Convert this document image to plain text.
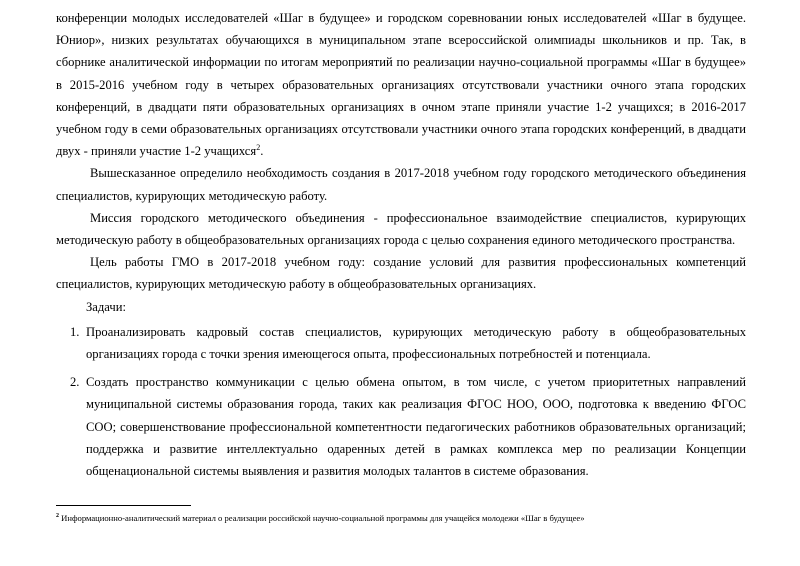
конференции молодых исследователей «Шаг в будущее» и городском соревновании юных исследователей «Шаг в будущее. Юниор», низких результатах обучающихся в муниципальном этапе всероссийской олимпиады школьников и пр. Так, в сборнике аналитической информации по итогам мероприятий по реализации научно-социальной программы «Шаг в будущее» в 2015-2016 учебном году в четырех образовательных организациях отсутствовали участники очного этапа городских конференций, в двадцати пяти образовательных организациях в очном этапе приняли участие 1-2 учащихся; в 2016-2017 учебном году в семи образовательных организациях отсутствовали участники очного этапа городских конференций, в двадцати двух - приняли участие 1-2 учащихся$^2$.

Вышесказанное определило необходимость создания в 2017-2018 учебном году городского методического объединения специалистов, курирующих методическую работу.

Миссия городского методического объединения - профессиональное взаимодействие специалистов, курирующих методическую работу в общеобразовательных организациях города с целью сохранения единого методического пространства.

Цель работы ГМО в 2017-2018 учебном году: создание условий для развития профессиональных компетенций специалистов, курирующих методическую работу в общеобразовательных организациях.

Задачи:

1. Проанализировать кадровый состав специалистов, курирующих методическую работу в общеобразовательных организациях города с точки зрения имеющегося опыта, профессиональных потребностей и потенциала.
2. Создать пространство коммуникации с целью обмена опытом, в том числе, с учетом приоритетных направлений муниципальной системы образования города, таких как реализация ФГОС НОО, ООО, подготовка к введению ФГОС СОО; совершенствование профессиональной компетентности педагогических работников образовательных организаций; поддержка и развитие интеллектуально одаренных детей в рамках комплекса мер по реализации Концепции общенациональной системы выявления и развития молодых талантов в системе образования.
$^2$ Информационно-аналитический материал о реализации российской научно-социальной программы для учащейся молодежи «Шаг в будущее»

• • • • • • •

Exercise:
Omit the pictures and give the material again, exactly and in full.

Reply to the exercise:
Convert this document image to plain text.
конференции молодых исследователей «Шаг в будущее» и городском соревновании юных исследователей «Шаг в будущее. Юниор», низких результатах обучающихся в муниципальном этапе всероссийской олимпиады школьников и пр. Так, в сборнике аналитической информации по итогам мероприятий по реализации научно-социальной программы «Шаг в будущее» в 2015-2016 учебном году в четырех образовательных организациях отсутствовали участники очного этапа городских конференций, в двадцати пяти образовательных организациях в очном этапе приняли участие 1-2 учащихся; в 2016-2017 учебном году в семи образовательных организациях отсутствовали участники очного этапа городских конференций, в двадцати двух - приняли участие 1-2 учащихся$^2$.

Вышесказанное определило необходимость создания в 2017-2018 учебном году городского методического объединения специалистов, курирующих методическую работу.

Миссия городского методического объединения - профессиональное взаимодействие специалистов, курирующих методическую работу в общеобразовательных организациях города с целью сохранения единого методического пространства.

Цель работы ГМО в 2017-2018 учебном году: создание условий для развития профессиональных компетенций специалистов, курирующих методическую работу в общеобразовательных организациях.

Задачи:

1. Проанализировать кадровый состав специалистов, курирующих методическую работу в общеобразовательных организациях города с точки зрения имеющегося опыта, профессиональных потребностей и потенциала.
2. Создать пространство коммуникации с целью обмена опытом, в том числе, с учетом приоритетных направлений муниципальной системы образования города, таких как реализация ФГОС НОО, ООО, подготовка к введению ФГОС СОО; совершенствование профессиональной компетентности педагогических работников образовательных организаций; поддержка и развитие интеллектуально одаренных детей в рамках комплекса мер по реализации Концепции общенациональной системы выявления и развития молодых талантов в системе образования.
$^2$ Информационно-аналитический материал о реализации российской научно-социальной программы для учащейся молодежи «Шаг в будущее»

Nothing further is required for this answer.